TASK:
Reproduce the lines below from the one that contains "What does this" through the end, inclusive, and add nothing.

Rows from a dataset:
^^^^
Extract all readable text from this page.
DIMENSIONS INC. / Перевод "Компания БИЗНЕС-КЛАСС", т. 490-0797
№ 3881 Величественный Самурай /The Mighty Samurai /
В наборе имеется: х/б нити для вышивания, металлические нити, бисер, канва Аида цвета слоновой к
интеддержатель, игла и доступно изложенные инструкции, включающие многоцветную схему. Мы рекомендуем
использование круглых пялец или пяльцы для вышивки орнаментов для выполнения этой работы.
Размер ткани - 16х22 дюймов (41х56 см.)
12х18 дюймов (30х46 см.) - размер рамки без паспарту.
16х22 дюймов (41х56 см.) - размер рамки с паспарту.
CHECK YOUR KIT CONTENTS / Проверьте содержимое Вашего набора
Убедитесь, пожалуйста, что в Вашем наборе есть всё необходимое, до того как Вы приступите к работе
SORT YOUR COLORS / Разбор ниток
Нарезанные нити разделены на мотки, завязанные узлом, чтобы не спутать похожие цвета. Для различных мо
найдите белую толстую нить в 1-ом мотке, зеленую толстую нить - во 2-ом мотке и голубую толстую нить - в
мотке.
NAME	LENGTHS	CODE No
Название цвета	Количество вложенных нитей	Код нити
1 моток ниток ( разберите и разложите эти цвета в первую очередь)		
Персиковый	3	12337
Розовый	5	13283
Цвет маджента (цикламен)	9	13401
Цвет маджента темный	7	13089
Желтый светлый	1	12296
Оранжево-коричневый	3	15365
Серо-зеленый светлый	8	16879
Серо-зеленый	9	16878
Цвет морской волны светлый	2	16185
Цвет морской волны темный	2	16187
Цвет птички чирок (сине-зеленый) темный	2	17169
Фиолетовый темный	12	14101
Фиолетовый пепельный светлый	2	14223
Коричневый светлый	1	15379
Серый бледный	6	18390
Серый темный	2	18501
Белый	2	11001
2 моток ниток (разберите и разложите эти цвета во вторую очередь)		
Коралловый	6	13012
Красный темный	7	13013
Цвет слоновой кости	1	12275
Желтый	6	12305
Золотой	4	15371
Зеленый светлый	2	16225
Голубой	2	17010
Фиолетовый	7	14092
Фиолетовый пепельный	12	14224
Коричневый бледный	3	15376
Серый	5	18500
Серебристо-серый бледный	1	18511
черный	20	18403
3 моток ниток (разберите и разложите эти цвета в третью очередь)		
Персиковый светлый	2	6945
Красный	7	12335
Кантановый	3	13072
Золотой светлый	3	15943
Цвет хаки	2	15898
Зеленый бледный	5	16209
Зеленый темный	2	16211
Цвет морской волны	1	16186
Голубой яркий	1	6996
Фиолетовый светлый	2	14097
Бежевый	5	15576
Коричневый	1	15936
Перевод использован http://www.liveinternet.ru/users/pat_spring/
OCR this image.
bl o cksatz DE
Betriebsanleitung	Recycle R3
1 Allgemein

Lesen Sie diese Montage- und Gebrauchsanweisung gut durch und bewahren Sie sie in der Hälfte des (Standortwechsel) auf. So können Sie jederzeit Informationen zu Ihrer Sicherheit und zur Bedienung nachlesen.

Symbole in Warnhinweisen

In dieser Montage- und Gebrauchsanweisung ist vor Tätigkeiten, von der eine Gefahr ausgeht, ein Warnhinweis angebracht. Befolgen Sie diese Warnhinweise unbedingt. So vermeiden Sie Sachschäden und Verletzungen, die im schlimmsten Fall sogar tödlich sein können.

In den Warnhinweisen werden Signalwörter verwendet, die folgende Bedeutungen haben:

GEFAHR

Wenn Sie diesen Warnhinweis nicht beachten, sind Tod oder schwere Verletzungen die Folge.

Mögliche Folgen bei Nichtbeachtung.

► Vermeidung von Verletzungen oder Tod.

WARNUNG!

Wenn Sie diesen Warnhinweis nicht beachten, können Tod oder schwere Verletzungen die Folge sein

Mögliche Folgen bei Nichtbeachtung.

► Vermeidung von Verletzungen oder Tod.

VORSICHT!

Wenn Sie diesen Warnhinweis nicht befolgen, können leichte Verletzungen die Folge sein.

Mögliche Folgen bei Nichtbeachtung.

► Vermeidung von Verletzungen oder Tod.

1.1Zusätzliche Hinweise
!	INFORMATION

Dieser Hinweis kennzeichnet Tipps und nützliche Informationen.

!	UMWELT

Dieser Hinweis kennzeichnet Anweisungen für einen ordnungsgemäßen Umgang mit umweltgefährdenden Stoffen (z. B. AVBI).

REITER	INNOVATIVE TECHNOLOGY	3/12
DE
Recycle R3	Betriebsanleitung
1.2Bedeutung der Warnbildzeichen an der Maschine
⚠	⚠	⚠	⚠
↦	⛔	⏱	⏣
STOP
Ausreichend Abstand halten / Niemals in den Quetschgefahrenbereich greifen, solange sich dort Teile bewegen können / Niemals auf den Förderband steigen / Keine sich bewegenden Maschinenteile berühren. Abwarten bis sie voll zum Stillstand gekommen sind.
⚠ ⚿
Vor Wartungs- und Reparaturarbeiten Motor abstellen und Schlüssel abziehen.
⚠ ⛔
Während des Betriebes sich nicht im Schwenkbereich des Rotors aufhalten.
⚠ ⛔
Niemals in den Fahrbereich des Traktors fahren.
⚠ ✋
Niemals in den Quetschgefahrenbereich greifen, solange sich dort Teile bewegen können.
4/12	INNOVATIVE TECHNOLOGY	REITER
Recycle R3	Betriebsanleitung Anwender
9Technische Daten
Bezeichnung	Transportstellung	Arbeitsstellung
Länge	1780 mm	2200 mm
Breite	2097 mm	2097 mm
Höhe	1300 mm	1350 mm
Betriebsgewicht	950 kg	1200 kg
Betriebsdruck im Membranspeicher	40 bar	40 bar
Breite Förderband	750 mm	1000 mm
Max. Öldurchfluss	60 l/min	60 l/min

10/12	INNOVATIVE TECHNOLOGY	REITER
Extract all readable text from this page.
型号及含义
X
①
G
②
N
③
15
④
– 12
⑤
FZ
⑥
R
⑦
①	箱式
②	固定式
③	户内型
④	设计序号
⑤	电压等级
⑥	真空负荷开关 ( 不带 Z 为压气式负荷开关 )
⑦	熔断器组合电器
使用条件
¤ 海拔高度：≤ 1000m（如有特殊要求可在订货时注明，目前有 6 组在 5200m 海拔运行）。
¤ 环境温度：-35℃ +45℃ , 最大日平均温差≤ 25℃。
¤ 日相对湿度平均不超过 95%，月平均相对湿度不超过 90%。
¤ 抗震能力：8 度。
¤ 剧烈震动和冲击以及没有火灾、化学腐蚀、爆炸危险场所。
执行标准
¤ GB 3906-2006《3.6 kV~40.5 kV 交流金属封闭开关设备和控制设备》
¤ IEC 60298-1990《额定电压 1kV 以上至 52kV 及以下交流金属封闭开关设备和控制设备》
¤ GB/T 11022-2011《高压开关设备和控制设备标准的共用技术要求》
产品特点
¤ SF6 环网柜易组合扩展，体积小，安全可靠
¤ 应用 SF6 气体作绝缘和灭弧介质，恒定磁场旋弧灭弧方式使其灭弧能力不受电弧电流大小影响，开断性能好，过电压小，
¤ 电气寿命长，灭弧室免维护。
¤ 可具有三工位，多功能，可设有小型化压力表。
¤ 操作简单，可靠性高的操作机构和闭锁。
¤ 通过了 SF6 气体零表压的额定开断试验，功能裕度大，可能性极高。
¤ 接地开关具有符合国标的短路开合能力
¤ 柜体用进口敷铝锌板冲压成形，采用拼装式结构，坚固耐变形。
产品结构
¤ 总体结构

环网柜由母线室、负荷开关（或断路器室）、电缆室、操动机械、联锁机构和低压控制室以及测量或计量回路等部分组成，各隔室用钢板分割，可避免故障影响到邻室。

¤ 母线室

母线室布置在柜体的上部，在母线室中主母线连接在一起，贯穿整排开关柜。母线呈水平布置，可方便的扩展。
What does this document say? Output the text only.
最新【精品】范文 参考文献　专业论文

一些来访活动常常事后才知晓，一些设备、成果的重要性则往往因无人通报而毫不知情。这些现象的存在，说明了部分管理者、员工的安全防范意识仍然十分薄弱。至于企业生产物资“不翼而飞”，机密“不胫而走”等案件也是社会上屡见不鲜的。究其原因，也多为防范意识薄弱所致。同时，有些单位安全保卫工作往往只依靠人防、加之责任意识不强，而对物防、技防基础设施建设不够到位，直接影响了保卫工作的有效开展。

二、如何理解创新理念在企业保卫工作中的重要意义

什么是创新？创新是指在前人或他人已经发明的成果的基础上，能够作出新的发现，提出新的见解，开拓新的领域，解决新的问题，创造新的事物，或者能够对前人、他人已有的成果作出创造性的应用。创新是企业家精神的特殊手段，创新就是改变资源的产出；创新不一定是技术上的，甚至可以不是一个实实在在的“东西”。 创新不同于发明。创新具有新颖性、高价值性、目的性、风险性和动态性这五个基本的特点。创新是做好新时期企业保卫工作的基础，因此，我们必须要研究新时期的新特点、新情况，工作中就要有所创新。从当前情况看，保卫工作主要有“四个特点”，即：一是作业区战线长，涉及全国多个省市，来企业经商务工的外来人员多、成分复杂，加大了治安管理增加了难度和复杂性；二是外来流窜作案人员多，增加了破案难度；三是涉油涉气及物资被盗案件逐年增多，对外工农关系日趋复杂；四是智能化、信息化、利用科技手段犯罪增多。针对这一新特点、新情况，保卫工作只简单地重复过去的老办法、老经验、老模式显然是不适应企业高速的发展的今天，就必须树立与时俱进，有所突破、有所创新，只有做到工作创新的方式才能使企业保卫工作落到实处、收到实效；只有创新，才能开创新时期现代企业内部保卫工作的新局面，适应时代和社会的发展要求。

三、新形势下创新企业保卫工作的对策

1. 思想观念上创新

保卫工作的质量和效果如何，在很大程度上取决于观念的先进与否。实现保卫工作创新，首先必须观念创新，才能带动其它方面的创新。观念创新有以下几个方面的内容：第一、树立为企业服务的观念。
^^^^
IN RESPONSE:
What does this document say? Output the text only.
最新【精品】范文 参考文献　专业论文

一些来访活动常常事后才知晓，一些设备、成果的重要性则往往因无人通报而毫不知情。这些现象的存在，说明了部分管理者、员工的安全防范意识仍然十分薄弱。至于企业生产物资“不翼而飞”，机密“不胫而走”等案件也是社会上屡见不鲜的。究其原因，也多为防范意识薄弱所致。同时，有些单位安全保卫工作往往只依靠人防、加之责任意识不强，而对物防、技防基础设施建设不够到位，直接影响了保卫工作的有效开展。

二、如何理解创新理念在企业保卫工作中的重要意义

什么是创新？创新是指在前人或他人已经发明的成果的基础上，能够作出新的发现，提出新的见解，开拓新的领域，解决新的问题，创造新的事物，或者能够对前人、他人已有的成果作出创造性的应用。创新是企业家精神的特殊手段，创新就是改变资源的产出；创新不一定是技术上的，甚至可以不是一个实实在在的“东西”。 创新不同于发明。创新具有新颖性、高价值性、目的性、风险性和动态性这五个基本的特点。创新是做好新时期企业保卫工作的基础，因此，我们必须要研究新时期的新特点、新情况，工作中就要有所创新。从当前情况看，保卫工作主要有“四个特点”，即：一是作业区战线长，涉及全国多个省市，来企业经商务工的外来人员多、成分复杂，加大了治安管理增加了难度和复杂性；二是外来流窜作案人员多，增加了破案难度；三是涉油涉气及物资被盗案件逐年增多，对外工农关系日趋复杂；四是智能化、信息化、利用科技手段犯罪增多。针对这一新特点、新情况，保卫工作只简单地重复过去的老办法、老经验、老模式显然是不适应企业高速的发展的今天，就必须树立与时俱进，有所突破、有所创新，只有做到工作创新的方式才能使企业保卫工作落到实处、收到实效；只有创新，才能开创新时期现代企业内部保卫工作的新局面，适应时代和社会的发展要求。

三、新形势下创新企业保卫工作的对策

1. 思想观念上创新

保卫工作的质量和效果如何，在很大程度上取决于观念的先进与否。实现保卫工作创新，首先必须观念创新，才能带动其它方面的创新。观念创新有以下几个方面的内容：第一、树立为企业服务的观念。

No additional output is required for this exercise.